### Provided information
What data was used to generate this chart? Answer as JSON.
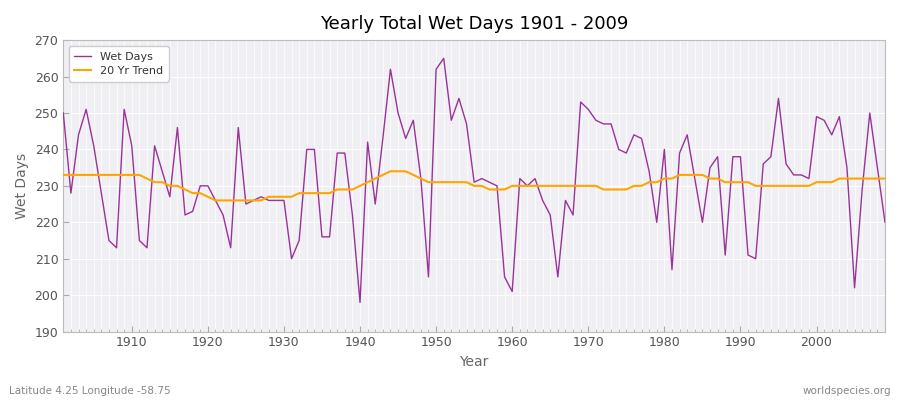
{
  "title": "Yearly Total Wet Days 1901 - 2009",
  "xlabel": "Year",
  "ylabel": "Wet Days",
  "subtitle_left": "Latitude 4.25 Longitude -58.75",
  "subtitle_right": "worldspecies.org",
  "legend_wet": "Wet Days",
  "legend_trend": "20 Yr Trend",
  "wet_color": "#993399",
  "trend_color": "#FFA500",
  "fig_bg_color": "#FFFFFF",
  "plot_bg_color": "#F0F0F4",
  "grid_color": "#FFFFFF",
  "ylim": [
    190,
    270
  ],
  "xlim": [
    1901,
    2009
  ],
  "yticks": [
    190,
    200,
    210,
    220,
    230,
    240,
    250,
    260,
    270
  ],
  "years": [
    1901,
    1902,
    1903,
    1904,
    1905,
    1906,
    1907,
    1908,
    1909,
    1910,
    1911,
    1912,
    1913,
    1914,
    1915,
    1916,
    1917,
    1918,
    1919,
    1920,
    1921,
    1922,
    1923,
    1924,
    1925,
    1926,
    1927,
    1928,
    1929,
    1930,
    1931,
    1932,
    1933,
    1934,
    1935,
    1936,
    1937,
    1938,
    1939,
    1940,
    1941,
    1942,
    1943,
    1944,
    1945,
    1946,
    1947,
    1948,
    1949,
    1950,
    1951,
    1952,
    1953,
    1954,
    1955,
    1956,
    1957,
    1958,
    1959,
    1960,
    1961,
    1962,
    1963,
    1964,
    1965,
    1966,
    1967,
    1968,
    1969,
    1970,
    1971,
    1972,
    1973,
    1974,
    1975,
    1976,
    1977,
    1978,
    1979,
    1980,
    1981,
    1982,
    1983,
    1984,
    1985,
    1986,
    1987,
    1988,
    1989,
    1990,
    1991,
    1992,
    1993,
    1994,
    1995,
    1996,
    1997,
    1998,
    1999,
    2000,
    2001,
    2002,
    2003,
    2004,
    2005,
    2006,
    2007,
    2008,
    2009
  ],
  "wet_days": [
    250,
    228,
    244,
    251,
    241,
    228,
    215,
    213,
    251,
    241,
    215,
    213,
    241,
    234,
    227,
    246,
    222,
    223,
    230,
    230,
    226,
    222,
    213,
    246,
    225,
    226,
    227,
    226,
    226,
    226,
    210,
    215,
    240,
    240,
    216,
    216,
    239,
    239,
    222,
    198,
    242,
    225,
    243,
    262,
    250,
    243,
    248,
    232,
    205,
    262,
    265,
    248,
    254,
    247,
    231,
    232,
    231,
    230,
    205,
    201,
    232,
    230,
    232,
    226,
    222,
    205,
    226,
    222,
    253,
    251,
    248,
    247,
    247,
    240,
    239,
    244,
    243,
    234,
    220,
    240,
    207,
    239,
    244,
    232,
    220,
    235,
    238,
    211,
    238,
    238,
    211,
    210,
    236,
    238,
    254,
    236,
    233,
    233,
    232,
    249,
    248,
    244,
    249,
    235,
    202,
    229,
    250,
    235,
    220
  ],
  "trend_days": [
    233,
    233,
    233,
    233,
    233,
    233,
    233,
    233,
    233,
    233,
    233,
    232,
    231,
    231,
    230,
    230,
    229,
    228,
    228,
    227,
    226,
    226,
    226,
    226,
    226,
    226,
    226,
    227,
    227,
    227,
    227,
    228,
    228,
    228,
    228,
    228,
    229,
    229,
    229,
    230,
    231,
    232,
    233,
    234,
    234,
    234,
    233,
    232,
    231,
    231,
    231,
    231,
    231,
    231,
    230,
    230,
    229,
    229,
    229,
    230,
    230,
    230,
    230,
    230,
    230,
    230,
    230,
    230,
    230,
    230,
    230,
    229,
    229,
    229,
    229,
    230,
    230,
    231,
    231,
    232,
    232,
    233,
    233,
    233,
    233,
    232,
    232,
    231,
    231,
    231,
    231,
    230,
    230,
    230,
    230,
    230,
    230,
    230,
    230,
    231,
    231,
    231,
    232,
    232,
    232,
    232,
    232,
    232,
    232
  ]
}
######
# The request
Only lines with the string "FFFFFF" belong in your answer; copy each one.

# Response
  "fig_bg_color": "#FFFFFF",
  "grid_color": "#FFFFFF",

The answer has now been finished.